___ Given entries

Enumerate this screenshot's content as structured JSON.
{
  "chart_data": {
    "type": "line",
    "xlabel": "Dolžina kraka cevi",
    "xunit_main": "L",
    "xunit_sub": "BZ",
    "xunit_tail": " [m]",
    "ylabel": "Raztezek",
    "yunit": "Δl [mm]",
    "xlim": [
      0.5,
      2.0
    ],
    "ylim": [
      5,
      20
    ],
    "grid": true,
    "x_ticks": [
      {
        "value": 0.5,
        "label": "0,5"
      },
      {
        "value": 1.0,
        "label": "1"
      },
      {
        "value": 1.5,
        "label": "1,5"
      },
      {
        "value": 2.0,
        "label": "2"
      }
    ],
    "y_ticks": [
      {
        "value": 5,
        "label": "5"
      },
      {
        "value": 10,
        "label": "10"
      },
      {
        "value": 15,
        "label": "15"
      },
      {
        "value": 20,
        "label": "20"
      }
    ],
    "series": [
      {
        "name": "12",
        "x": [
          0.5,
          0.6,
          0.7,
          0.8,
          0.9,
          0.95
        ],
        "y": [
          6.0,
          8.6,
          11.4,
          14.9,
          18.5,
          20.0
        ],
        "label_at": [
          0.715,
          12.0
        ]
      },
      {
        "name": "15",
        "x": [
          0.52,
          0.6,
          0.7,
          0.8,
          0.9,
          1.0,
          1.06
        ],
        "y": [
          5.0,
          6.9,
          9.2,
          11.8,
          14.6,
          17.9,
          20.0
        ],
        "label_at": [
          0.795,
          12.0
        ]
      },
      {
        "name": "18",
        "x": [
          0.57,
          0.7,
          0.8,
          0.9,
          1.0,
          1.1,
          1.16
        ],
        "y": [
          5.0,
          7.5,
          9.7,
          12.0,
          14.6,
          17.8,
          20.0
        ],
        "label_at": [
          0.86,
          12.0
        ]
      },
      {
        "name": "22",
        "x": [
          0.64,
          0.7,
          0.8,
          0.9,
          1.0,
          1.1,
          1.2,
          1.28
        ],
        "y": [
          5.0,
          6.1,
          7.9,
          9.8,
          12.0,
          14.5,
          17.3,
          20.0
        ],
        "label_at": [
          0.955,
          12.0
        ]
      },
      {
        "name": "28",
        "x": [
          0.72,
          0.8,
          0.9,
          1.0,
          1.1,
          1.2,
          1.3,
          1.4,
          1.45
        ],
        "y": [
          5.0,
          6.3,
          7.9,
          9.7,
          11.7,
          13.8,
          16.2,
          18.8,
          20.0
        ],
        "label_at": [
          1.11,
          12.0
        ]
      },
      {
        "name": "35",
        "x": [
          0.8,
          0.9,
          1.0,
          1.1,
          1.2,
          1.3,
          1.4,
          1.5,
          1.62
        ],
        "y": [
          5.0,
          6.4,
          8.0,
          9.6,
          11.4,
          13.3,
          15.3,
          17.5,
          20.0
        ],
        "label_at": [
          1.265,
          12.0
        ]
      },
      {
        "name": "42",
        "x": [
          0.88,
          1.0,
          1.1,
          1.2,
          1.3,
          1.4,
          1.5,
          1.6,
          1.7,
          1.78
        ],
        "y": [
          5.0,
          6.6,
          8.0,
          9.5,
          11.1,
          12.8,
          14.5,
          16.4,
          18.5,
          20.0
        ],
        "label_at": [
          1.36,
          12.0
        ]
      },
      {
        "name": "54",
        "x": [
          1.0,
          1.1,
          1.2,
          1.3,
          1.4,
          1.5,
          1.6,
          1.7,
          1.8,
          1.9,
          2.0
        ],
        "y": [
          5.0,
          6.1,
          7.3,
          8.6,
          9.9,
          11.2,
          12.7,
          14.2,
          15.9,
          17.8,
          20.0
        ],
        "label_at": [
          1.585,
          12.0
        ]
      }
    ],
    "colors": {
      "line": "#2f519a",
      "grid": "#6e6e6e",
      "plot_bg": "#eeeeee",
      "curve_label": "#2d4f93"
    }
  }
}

______

§ **The request**
Search the data for "value" and list every line in which it occurs.

§ **Exercise output**
        "value": 0.5,
        "value": 1.0,
        "value": 1.5,
        "value": 2.0,
        "value": 5,
        "value": 10,
        "value": 15,
        "value": 20,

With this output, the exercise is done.